- **Your goal**
Search the material for "state" and show all lines that contain it.

─── Records for the exercise

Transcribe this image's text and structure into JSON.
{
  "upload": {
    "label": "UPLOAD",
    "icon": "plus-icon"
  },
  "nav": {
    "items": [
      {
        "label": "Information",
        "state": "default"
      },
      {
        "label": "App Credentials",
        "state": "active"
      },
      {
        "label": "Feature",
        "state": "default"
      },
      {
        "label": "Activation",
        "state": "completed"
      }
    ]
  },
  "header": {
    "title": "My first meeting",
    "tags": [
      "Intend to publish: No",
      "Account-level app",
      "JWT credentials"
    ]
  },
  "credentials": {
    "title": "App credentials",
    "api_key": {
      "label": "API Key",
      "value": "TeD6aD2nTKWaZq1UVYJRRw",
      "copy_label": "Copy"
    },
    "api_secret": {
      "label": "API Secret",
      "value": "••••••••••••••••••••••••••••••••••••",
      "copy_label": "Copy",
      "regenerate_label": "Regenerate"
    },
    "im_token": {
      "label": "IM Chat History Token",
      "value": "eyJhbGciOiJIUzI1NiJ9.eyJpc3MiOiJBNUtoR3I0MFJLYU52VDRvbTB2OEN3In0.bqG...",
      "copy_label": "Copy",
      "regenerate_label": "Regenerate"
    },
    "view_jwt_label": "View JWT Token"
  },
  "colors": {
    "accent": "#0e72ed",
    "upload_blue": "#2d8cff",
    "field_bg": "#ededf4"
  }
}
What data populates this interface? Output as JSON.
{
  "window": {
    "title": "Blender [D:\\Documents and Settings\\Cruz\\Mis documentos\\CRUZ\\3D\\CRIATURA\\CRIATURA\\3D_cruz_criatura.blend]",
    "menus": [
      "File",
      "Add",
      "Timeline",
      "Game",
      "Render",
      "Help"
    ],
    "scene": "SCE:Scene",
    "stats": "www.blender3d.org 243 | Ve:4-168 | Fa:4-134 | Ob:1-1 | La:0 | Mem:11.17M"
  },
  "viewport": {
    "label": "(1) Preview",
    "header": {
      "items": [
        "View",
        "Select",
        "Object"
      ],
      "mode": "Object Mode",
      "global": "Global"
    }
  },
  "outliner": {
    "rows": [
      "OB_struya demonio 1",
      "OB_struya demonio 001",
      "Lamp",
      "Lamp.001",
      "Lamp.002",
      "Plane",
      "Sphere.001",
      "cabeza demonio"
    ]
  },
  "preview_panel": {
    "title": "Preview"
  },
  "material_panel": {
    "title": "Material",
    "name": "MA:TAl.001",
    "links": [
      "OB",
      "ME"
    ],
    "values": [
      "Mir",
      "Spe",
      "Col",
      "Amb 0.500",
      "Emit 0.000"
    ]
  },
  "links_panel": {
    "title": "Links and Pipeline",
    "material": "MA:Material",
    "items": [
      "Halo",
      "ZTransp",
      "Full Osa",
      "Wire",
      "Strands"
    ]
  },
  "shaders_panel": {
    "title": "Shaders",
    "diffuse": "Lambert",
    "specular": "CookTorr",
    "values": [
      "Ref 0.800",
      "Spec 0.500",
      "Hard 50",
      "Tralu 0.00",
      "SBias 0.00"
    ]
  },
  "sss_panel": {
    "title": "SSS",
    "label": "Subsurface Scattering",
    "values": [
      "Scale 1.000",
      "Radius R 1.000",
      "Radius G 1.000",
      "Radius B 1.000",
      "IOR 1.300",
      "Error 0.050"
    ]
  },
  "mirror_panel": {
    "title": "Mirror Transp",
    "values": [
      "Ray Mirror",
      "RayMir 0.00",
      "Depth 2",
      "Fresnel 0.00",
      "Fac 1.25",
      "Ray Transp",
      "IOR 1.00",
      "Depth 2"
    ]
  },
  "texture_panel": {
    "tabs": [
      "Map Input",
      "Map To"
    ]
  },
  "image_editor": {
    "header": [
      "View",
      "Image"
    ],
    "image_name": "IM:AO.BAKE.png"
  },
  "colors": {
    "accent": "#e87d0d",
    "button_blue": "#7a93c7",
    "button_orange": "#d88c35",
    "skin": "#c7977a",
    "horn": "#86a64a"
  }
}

──────

- **Answer**
        "state": "default"
        "state": "active"
        "state": "default"
        "state": "completed"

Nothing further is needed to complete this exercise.